-- Document section --
[Start of Attachment]

So I wrote a small program which takes a mail on stdin and passes it via LMTP to dovecot, using python3’s smtplib. Everything worked, no type errors anywhere, I even tested it by sending some weird characters in an email. It worked. I deployed to the hemio mail server. A few days later, I get an SMS in the morning: We are loosing mails! Just silently dropping them. WHAT? That’s of course the worst possible thing you can do as a mailserver. After shutting down the mail server to prevent further breakage, I check the log what was happening. The Traceback I see gives me flashbacks to python2:

Traceback (most recent call last):
File “/usr/local/lib/lda-lmtp.py”, line 163, in
exitcode = main(args)
File “/usr/local/lib/lda-lmtp.py”, line 57, in main
msg = sys.stdin.read()
File “/usr/lib/python3.4/encodings/ascii.py”, line 26, in decode
return codecs.ascii_decode(input, self.errors)[0]
UnicodeDecodeError: ‘ascii’ codec can’t decode byte 0xc3 in position 13114: ordinal not in range(128)

What? How do I get a UnicodeDecodeError? I thought I was passing unicode strings around all the time, why decode? Checking the documentation of smtplib.SMTP.sendmail, it says:

…msg may be a string containing characters in the ASCII range, or a byte string. A string is encoded to bytes using the ascii codec…

So: smtplib.SMTP.sendmail wants bytes. However, if you pass a string instead, it will silently .encode it using the ‘ascii’ codec. WHY? One of the features of python3 is that you have to consciously decide if you want to encode or decode, instead of the willy-nilly casting/one-type-fits-all of python2. But, helpful as ever, smtplib just ascii-encodes your msg for you. Which will barf on interesting characters. Which ended up just dropping mails. Not nice.

[End of Attachment]

-- Problem details --
Could you quote the section of the smtplib post that opens with the words containing "What? How do" and closes with "mails. Not nice."?

Structured page parsing data:
[Start of Attachment]

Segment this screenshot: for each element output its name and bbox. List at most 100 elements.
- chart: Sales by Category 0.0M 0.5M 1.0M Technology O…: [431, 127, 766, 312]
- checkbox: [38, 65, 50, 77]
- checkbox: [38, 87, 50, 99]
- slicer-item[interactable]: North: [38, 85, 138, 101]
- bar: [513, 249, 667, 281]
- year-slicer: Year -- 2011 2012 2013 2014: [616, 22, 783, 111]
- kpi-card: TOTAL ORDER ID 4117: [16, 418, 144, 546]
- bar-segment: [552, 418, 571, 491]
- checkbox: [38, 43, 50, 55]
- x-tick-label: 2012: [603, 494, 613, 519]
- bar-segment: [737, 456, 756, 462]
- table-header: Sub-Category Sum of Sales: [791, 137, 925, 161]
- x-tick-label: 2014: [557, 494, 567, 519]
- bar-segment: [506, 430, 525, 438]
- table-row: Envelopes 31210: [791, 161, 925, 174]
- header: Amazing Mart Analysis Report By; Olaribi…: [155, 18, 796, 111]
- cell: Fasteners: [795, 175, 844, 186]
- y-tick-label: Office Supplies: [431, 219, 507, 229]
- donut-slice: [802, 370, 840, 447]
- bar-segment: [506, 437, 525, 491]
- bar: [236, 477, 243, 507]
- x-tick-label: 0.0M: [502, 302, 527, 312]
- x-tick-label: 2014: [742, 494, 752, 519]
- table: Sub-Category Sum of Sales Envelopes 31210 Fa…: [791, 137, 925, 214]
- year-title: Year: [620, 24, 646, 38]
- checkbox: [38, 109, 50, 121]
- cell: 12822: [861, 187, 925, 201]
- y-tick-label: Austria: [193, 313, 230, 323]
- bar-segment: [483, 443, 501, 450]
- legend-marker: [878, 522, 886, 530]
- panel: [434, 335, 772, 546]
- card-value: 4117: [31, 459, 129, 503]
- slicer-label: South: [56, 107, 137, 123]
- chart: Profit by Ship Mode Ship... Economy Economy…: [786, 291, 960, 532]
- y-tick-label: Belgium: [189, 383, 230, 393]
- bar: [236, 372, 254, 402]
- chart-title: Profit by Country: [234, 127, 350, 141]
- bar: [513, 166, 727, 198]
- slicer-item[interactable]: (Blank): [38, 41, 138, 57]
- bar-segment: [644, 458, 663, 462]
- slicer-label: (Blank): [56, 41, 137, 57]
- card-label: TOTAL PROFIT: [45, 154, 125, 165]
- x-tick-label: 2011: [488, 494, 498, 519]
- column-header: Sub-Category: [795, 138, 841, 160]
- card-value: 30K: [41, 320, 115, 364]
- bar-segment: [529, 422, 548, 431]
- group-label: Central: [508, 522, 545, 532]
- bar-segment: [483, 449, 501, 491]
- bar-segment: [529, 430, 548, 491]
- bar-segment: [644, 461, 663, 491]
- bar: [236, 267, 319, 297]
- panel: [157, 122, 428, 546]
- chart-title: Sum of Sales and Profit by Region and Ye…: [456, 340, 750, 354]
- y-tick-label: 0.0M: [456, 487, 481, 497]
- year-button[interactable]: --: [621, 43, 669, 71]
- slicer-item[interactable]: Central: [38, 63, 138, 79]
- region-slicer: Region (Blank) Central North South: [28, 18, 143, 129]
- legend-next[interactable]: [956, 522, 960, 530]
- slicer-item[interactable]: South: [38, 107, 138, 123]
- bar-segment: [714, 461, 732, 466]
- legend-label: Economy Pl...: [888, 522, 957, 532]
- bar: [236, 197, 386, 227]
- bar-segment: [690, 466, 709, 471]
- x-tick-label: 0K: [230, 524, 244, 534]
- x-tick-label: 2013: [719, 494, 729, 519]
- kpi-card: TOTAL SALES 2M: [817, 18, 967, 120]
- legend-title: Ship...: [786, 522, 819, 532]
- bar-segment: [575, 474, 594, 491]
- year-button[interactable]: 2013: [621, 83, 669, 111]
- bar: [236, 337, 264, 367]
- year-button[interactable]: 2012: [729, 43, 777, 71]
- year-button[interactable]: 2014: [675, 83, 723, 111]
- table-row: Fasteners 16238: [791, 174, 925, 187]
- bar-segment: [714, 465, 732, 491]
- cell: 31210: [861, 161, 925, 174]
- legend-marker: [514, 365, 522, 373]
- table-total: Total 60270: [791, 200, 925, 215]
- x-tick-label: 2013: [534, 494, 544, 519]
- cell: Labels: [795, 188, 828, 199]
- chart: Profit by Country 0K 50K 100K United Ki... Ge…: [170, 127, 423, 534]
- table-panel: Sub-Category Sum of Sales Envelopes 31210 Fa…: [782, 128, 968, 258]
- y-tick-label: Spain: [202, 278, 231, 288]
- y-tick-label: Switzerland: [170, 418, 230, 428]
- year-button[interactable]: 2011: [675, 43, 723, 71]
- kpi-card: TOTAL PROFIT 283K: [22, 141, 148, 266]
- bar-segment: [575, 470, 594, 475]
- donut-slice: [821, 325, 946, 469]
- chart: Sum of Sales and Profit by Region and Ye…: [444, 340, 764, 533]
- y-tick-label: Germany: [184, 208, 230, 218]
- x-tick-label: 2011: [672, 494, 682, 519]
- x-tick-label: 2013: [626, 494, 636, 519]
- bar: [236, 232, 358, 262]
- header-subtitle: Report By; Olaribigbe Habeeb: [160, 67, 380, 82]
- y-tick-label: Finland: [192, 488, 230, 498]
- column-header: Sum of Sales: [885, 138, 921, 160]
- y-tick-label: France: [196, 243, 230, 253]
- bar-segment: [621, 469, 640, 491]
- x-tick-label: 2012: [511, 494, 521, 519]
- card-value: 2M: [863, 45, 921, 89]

[End of Attachment]

-- Task output --
What? How do I get a UnicodeDecodeError? I thought I was passing unicode strings around all the time, why decode? Checking the documentation of smtplib.SMTP.sendmail, it says:

…msg may be a string containing characters in the ASCII range, or a byte string. A string is encoded to bytes using the ascii codec…

So: smtplib.SMTP.sendmail wants bytes. However, if you pass a string instead, it will silently .encode it using the ‘ascii’ codec. WHY? One of the features of python3 is that you have to consciously decide if you want to encode or decode, instead of the willy-nilly casting/one-type-fits-all of python2. But, helpful as ever, smtplib just ascii-encodes your msg for you. Which will barf on interesting characters. Which ended up just dropping mails. Not nice.